What is asked = Copy all of the material below line for line, with no changes, and leave the pictures out of your answer.

§

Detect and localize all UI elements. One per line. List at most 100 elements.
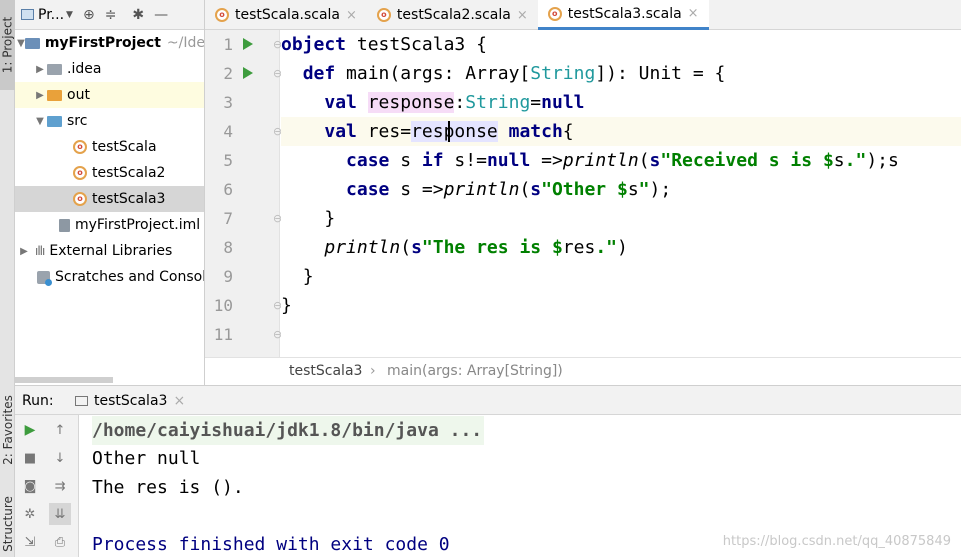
code-line-5: case s if s!=null =>println(s"Received s… <box>281 146 961 175</box>
rerun-icon[interactable]: ▶ <box>19 419 41 441</box>
tree-item-project-root[interactable]: ▼ myFirstProject ~/Ide <box>15 30 204 56</box>
code-text: ]): Unit = { <box>595 63 726 84</box>
close-icon[interactable]: × <box>173 393 185 409</box>
line-number: 7 <box>223 209 233 228</box>
code-text: ( <box>638 150 650 171</box>
run-tab-label: testScala3 <box>94 393 168 409</box>
scala-object-icon: o <box>73 140 87 154</box>
code-text: );s <box>866 150 899 171</box>
line-number: 2 <box>223 64 233 83</box>
project-tool-tab[interactable]: 1: Project <box>0 0 15 90</box>
bug-icon[interactable]: ✲ <box>19 503 41 525</box>
tree-item-scratches[interactable]: Scratches and Consoles <box>15 264 204 290</box>
folder-icon <box>47 89 62 101</box>
horizontal-scrollbar[interactable] <box>15 377 113 383</box>
up-arrow-icon[interactable]: ↑ <box>49 419 71 441</box>
console-icon <box>75 396 88 406</box>
code-string: $ <box>616 179 628 200</box>
soft-wrap-icon[interactable]: ⇉ <box>49 475 71 497</box>
expanded-arrow-icon[interactable]: ▼ <box>33 116 47 127</box>
close-icon[interactable]: × <box>346 8 357 23</box>
code-keyword: def <box>302 63 336 84</box>
exit-icon[interactable]: ⇲ <box>19 531 41 553</box>
code-text: testScala3 { <box>346 34 487 55</box>
project-view-selector[interactable]: Pr... <box>38 7 64 23</box>
code-text: s <box>627 179 639 200</box>
code-line-2: def main(args: Array[String]): Unit = { <box>281 59 961 88</box>
down-arrow-icon[interactable]: ↓ <box>49 447 71 469</box>
tab-testscala[interactable]: o testScala.scala × <box>205 0 367 30</box>
code-text: ); <box>649 179 672 200</box>
library-icon: ıllı <box>35 244 45 258</box>
code-function: println <box>443 179 520 200</box>
code-type: String <box>465 92 531 113</box>
tab-label: testScala.scala <box>235 7 341 23</box>
camera-icon[interactable]: ◙ <box>19 475 41 497</box>
code-keyword: val <box>324 92 357 113</box>
close-icon[interactable]: × <box>517 8 528 23</box>
code-keyword: case <box>346 150 390 171</box>
folder-icon <box>47 63 62 75</box>
locate-icon[interactable]: ⊕ <box>83 7 95 23</box>
expanded-arrow-icon[interactable]: ▼ <box>17 38 25 49</box>
line-number: 5 <box>223 151 233 170</box>
tree-item-testscala[interactable]: o testScala <box>15 134 204 160</box>
collapsed-arrow-icon[interactable]: ▶ <box>33 90 47 101</box>
collapse-all-icon[interactable]: ≑ <box>105 7 117 23</box>
chevron-down-icon[interactable]: ▼ <box>66 10 73 20</box>
code-editor[interactable]: object testScala3 { def main(args: Array… <box>281 30 961 357</box>
console-command-line[interactable]: /home/caiyishuai/jdk1.8/bin/java ... <box>92 416 485 445</box>
code-text: res= <box>356 121 412 142</box>
code-line-4-current: val res=response match{ <box>281 117 961 146</box>
tree-item-label: testScala <box>92 139 157 155</box>
code-keyword: null <box>486 150 531 171</box>
favorites-tool-tab[interactable]: 2: Favorites <box>0 385 15 475</box>
breadcrumb-method[interactable]: main(args: Array[String]) <box>387 363 563 379</box>
scala-object-icon: o <box>547 6 562 21</box>
code-line-6: case s =>println(s"Other $s"); <box>281 175 961 204</box>
stop-icon[interactable]: ■ <box>19 447 41 469</box>
collapsed-arrow-icon[interactable]: ▶ <box>17 246 31 257</box>
scroll-to-end-icon[interactable]: ⇊ <box>49 503 71 525</box>
tree-item-label: testScala3 <box>92 191 166 207</box>
tree-item-out[interactable]: ▶ out <box>15 82 204 108</box>
code-line-10: } <box>281 291 961 320</box>
tab-testscala3[interactable]: o testScala3.scala × <box>537 0 709 30</box>
code-text: res <box>562 237 596 258</box>
tab-testscala2[interactable]: o testScala2.scala × <box>367 0 538 30</box>
tree-item-testscala2[interactable]: o testScala2 <box>15 160 204 186</box>
run-console[interactable]: /home/caiyishuai/jdk1.8/bin/java ... Oth… <box>80 415 961 557</box>
gear-icon[interactable]: ✱ <box>132 7 144 23</box>
code-keyword: val <box>324 121 357 142</box>
run-toolbar: ▶ ↑ ■ ↓ ◙ ⇉ ✲ ⇊ ⇲ ⎙ <box>15 415 79 557</box>
code-function: println <box>324 237 401 258</box>
code-string: $ <box>551 237 563 258</box>
favorites-tool-tab-label: 2: Favorites <box>0 395 15 465</box>
structure-tool-tab[interactable]: Structure <box>0 490 15 557</box>
line-number: 9 <box>223 267 233 286</box>
close-icon[interactable]: × <box>688 6 699 21</box>
tree-item-idea[interactable]: ▶ .idea <box>15 56 204 82</box>
console-output-line: Other null <box>92 448 201 469</box>
tree-item-testscala3[interactable]: o testScala3 <box>15 186 204 212</box>
tree-item-external-libraries[interactable]: ▶ ıllı External Libraries <box>15 238 204 264</box>
hide-icon[interactable]: — <box>154 7 168 23</box>
print-icon[interactable]: ⎙ <box>49 531 71 553</box>
line-number: 8 <box>223 238 233 257</box>
text-caret <box>448 121 450 142</box>
run-gutter-icon[interactable] <box>243 67 253 79</box>
run-gutter-icon[interactable] <box>243 38 253 50</box>
editor-gutter[interactable]: 1 2 3 4 5 6 7 8 9 10 11 ⊖ ⊖ ⊖ ⊖ ⊖ ⊖ <box>205 30 282 357</box>
tab-label: testScala3.scala <box>567 5 682 22</box>
code-text: ( <box>519 179 531 200</box>
source-folder-icon <box>47 115 62 127</box>
breadcrumb-file[interactable]: testScala3 <box>289 363 362 379</box>
code-text: s <box>833 150 845 171</box>
collapsed-arrow-icon[interactable]: ▶ <box>33 64 47 75</box>
tree-item-iml[interactable]: myFirstProject.iml <box>15 212 204 238</box>
code-text: } <box>281 295 292 316</box>
tree-item-src[interactable]: ▼ src <box>15 108 204 134</box>
run-panel-header: Run: testScala3 × <box>15 385 961 415</box>
run-tab-testscala3[interactable]: testScala3 × <box>75 393 185 409</box>
code-text: = <box>530 92 542 113</box>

§

Output =
Detect and localize all UI elements. One per line. List at most 100 elements.
code-line-5: case s if s!=null =>println(s"Received s… <box>281 146 961 175</box>
rerun-icon[interactable]: ▶ <box>19 419 41 441</box>
tree-item-project-root[interactable]: ▼ myFirstProject ~/Ide <box>15 30 204 56</box>
code-text: ]): Unit = { <box>595 63 726 84</box>
close-icon[interactable]: × <box>173 393 185 409</box>
line-number: 7 <box>223 209 233 228</box>
code-text: ( <box>638 150 650 171</box>
run-tab-label: testScala3 <box>94 393 168 409</box>
scala-object-icon: o <box>73 140 87 154</box>
code-text: );s <box>866 150 899 171</box>
line-number: 2 <box>223 64 233 83</box>
project-tool-tab[interactable]: 1: Project <box>0 0 15 90</box>
bug-icon[interactable]: ✲ <box>19 503 41 525</box>
tree-item-scratches[interactable]: Scratches and Consoles <box>15 264 204 290</box>
folder-icon <box>47 89 62 101</box>
horizontal-scrollbar[interactable] <box>15 377 113 383</box>
up-arrow-icon[interactable]: ↑ <box>49 419 71 441</box>
console-icon <box>75 396 88 406</box>
code-string: $ <box>616 179 628 200</box>
soft-wrap-icon[interactable]: ⇉ <box>49 475 71 497</box>
expanded-arrow-icon[interactable]: ▼ <box>33 116 47 127</box>
close-icon[interactable]: × <box>346 8 357 23</box>
code-keyword: def <box>302 63 336 84</box>
exit-icon[interactable]: ⇲ <box>19 531 41 553</box>
code-text: testScala3 { <box>346 34 487 55</box>
project-view-selector[interactable]: Pr... <box>38 7 64 23</box>
code-text: s <box>627 179 639 200</box>
code-line-2: def main(args: Array[String]): Unit = { <box>281 59 961 88</box>
down-arrow-icon[interactable]: ↓ <box>49 447 71 469</box>
tab-testscala[interactable]: o testScala.scala × <box>205 0 367 30</box>
code-text: ); <box>649 179 672 200</box>
library-icon: ıllı <box>35 244 45 258</box>
code-function: println <box>443 179 520 200</box>
code-type: String <box>465 92 531 113</box>
tab-label: testScala.scala <box>235 7 341 23</box>
camera-icon[interactable]: ◙ <box>19 475 41 497</box>
code-keyword: val <box>324 92 357 113</box>
close-icon[interactable]: × <box>517 8 528 23</box>
code-keyword: case <box>346 150 390 171</box>
folder-icon <box>47 63 62 75</box>
locate-icon[interactable]: ⊕ <box>83 7 95 23</box>
expanded-arrow-icon[interactable]: ▼ <box>17 38 25 49</box>
line-number: 5 <box>223 151 233 170</box>
tree-item-testscala[interactable]: o testScala <box>15 134 204 160</box>
collapsed-arrow-icon[interactable]: ▶ <box>33 90 47 101</box>
collapse-all-icon[interactable]: ≑ <box>105 7 117 23</box>
chevron-down-icon[interactable]: ▼ <box>66 10 73 20</box>
code-editor[interactable]: object testScala3 { def main(args: Array… <box>281 30 961 357</box>
console-command-line[interactable]: /home/caiyishuai/jdk1.8/bin/java ... <box>92 416 485 445</box>
code-text: res= <box>356 121 412 142</box>
code-line-4-current: val res=response match{ <box>281 117 961 146</box>
tree-item-label: testScala <box>92 139 157 155</box>
code-keyword: null <box>486 150 531 171</box>
favorites-tool-tab[interactable]: 2: Favorites <box>0 385 15 475</box>
breadcrumb-method[interactable]: main(args: Array[String]) <box>387 363 563 379</box>
scala-object-icon: o <box>547 6 562 21</box>
code-line-6: case s =>println(s"Other $s"); <box>281 175 961 204</box>
stop-icon[interactable]: ■ <box>19 447 41 469</box>
collapsed-arrow-icon[interactable]: ▶ <box>17 246 31 257</box>
scroll-to-end-icon[interactable]: ⇊ <box>49 503 71 525</box>
tree-item-label: testScala3 <box>92 191 166 207</box>
tree-item-out[interactable]: ▶ out <box>15 82 204 108</box>
code-line-10: } <box>281 291 961 320</box>
tab-testscala3[interactable]: o testScala3.scala × <box>537 0 709 30</box>
code-text: res <box>562 237 596 258</box>
tab-testscala2[interactable]: o testScala2.scala × <box>367 0 538 30</box>
tree-item-testscala2[interactable]: o testScala2 <box>15 160 204 186</box>
run-console[interactable]: /home/caiyishuai/jdk1.8/bin/java ... Oth… <box>80 415 961 557</box>
gear-icon[interactable]: ✱ <box>132 7 144 23</box>
code-keyword: val <box>324 121 357 142</box>
run-toolbar: ▶ ↑ ■ ↓ ◙ ⇉ ✲ ⇊ ⇲ ⎙ <box>15 415 79 557</box>
code-function: println <box>324 237 401 258</box>
code-string: $ <box>551 237 563 258</box>
favorites-tool-tab-label: 2: Favorites <box>0 395 15 465</box>
structure-tool-tab[interactable]: Structure <box>0 490 15 557</box>
line-number: 9 <box>223 267 233 286</box>
close-icon[interactable]: × <box>688 6 699 21</box>
tree-item-idea[interactable]: ▶ .idea <box>15 56 204 82</box>
console-output-line: Other null <box>92 448 201 469</box>
tree-item-testscala3[interactable]: o testScala3 <box>15 186 204 212</box>
tree-item-external-libraries[interactable]: ▶ ıllı External Libraries <box>15 238 204 264</box>
hide-icon[interactable]: — <box>154 7 168 23</box>
print-icon[interactable]: ⎙ <box>49 531 71 553</box>
line-number: 8 <box>223 238 233 257</box>
text-caret <box>448 121 450 142</box>
run-gutter-icon[interactable] <box>243 67 253 79</box>
run-gutter-icon[interactable] <box>243 38 253 50</box>
editor-gutter[interactable]: 1 2 3 4 5 6 7 8 9 10 11 ⊖ ⊖ ⊖ ⊖ ⊖ ⊖ <box>205 30 282 357</box>
tab-label: testScala3.scala <box>567 5 682 22</box>
code-text: ( <box>519 179 531 200</box>
source-folder-icon <box>47 115 62 127</box>
breadcrumb-file[interactable]: testScala3 <box>289 363 362 379</box>
code-text: s <box>833 150 845 171</box>
collapsed-arrow-icon[interactable]: ▶ <box>33 64 47 75</box>
tree-item-iml[interactable]: myFirstProject.iml <box>15 212 204 238</box>
code-text: } <box>281 295 292 316</box>
tree-item-src[interactable]: ▼ src <box>15 108 204 134</box>
run-panel-header: Run: testScala3 × <box>15 385 961 415</box>
run-tab-testscala3[interactable]: testScala3 × <box>75 393 185 409</box>
code-text: = <box>530 92 542 113</box>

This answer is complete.